Exercise goal:
Extract the listing in its entirety, keeping each line identical to the original.

-- Start of Input rows --

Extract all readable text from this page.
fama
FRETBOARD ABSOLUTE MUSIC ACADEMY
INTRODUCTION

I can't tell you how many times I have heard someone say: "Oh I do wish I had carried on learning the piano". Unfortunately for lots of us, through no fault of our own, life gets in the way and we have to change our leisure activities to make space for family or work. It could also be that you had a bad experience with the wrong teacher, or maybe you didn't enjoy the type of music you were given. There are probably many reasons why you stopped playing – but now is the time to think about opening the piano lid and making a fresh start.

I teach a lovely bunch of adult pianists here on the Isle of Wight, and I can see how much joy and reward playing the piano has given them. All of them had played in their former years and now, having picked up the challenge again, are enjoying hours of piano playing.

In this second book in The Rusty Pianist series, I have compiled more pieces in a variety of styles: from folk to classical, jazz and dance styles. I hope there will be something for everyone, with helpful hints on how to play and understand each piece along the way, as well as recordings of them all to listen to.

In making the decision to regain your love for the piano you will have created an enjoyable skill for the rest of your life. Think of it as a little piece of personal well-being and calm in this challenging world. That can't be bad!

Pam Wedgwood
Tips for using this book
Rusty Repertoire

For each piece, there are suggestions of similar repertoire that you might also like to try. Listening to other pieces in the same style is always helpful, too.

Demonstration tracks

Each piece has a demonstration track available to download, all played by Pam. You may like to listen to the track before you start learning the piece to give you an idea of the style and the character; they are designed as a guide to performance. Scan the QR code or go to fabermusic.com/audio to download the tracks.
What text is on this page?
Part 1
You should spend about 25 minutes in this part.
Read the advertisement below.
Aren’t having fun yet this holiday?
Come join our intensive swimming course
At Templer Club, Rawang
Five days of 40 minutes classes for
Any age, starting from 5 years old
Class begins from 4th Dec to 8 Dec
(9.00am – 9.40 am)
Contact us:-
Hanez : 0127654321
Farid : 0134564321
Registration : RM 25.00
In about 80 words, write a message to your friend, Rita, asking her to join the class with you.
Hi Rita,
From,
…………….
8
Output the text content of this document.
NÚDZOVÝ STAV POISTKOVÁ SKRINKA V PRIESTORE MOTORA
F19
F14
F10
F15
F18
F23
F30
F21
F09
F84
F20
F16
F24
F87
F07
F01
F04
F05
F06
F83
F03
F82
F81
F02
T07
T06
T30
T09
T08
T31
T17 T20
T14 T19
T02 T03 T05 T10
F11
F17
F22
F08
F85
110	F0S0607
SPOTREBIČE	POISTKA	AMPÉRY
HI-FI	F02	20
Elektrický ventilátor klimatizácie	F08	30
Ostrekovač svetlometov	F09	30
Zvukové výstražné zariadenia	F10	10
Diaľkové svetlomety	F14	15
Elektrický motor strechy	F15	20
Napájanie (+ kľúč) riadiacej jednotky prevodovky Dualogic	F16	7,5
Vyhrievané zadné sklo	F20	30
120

-- End of Input rows --

Correct result:
Extract all readable text from this page.
fama
FRETBOARD ABSOLUTE MUSIC ACADEMY
INTRODUCTION

I can't tell you how many times I have heard someone say: "Oh I do wish I had carried on learning the piano". Unfortunately for lots of us, through no fault of our own, life gets in the way and we have to change our leisure activities to make space for family or work. It could also be that you had a bad experience with the wrong teacher, or maybe you didn't enjoy the type of music you were given. There are probably many reasons why you stopped playing – but now is the time to think about opening the piano lid and making a fresh start.

I teach a lovely bunch of adult pianists here on the Isle of Wight, and I can see how much joy and reward playing the piano has given them. All of them had played in their former years and now, having picked up the challenge again, are enjoying hours of piano playing.

In this second book in The Rusty Pianist series, I have compiled more pieces in a variety of styles: from folk to classical, jazz and dance styles. I hope there will be something for everyone, with helpful hints on how to play and understand each piece along the way, as well as recordings of them all to listen to.

In making the decision to regain your love for the piano you will have created an enjoyable skill for the rest of your life. Think of it as a little piece of personal well-being and calm in this challenging world. That can't be bad!

Pam Wedgwood
Tips for using this book
Rusty Repertoire

For each piece, there are suggestions of similar repertoire that you might also like to try. Listening to other pieces in the same style is always helpful, too.

Demonstration tracks

Each piece has a demonstration track available to download, all played by Pam. You may like to listen to the track before you start learning the piece to give you an idea of the style and the character; they are designed as a guide to performance. Scan the QR code or go to fabermusic.com/audio to download the tracks.
What text is on this page?
Part 1
You should spend about 25 minutes in this part.
Read the advertisement below.
Aren’t having fun yet this holiday?
Come join our intensive swimming course
At Templer Club, Rawang
Five days of 40 minutes classes for
Any age, starting from 5 years old
Class begins from 4th Dec to 8 Dec
(9.00am – 9.40 am)
Contact us:-
Hanez : 0127654321
Farid : 0134564321
Registration : RM 25.00
In about 80 words, write a message to your friend, Rita, asking her to join the class with you.
Hi Rita,
From,
…………….
8
Output the text content of this document.
NÚDZOVÝ STAV POISTKOVÁ SKRINKA V PRIESTORE MOTORA
F19
F14
F10
F15
F18
F23
F30
F21
F09
F84
F20
F16
F24
F87
F07
F01
F04
F05
F06
F83
F03
F82
F81
F02
T07
T06
T30
T09
T08
T31
T17 T20
T14 T19
T02 T03 T05 T10
F11
F17
F22
F08
F85
110	F0S0607
SPOTREBIČE	POISTKA	AMPÉRY
HI-FI	F02	20
Elektrický ventilátor klimatizácie	F08	30
Ostrekovač svetlometov	F09	30
Zvukové výstražné zariadenia	F10	10
Diaľkové svetlomety	F14	15
Elektrický motor strechy	F15	20
Napájanie (+ kľúč) riadiacej jednotky prevodovky Dualogic	F16	7,5
Vyhrievané zadné sklo	F20	30
120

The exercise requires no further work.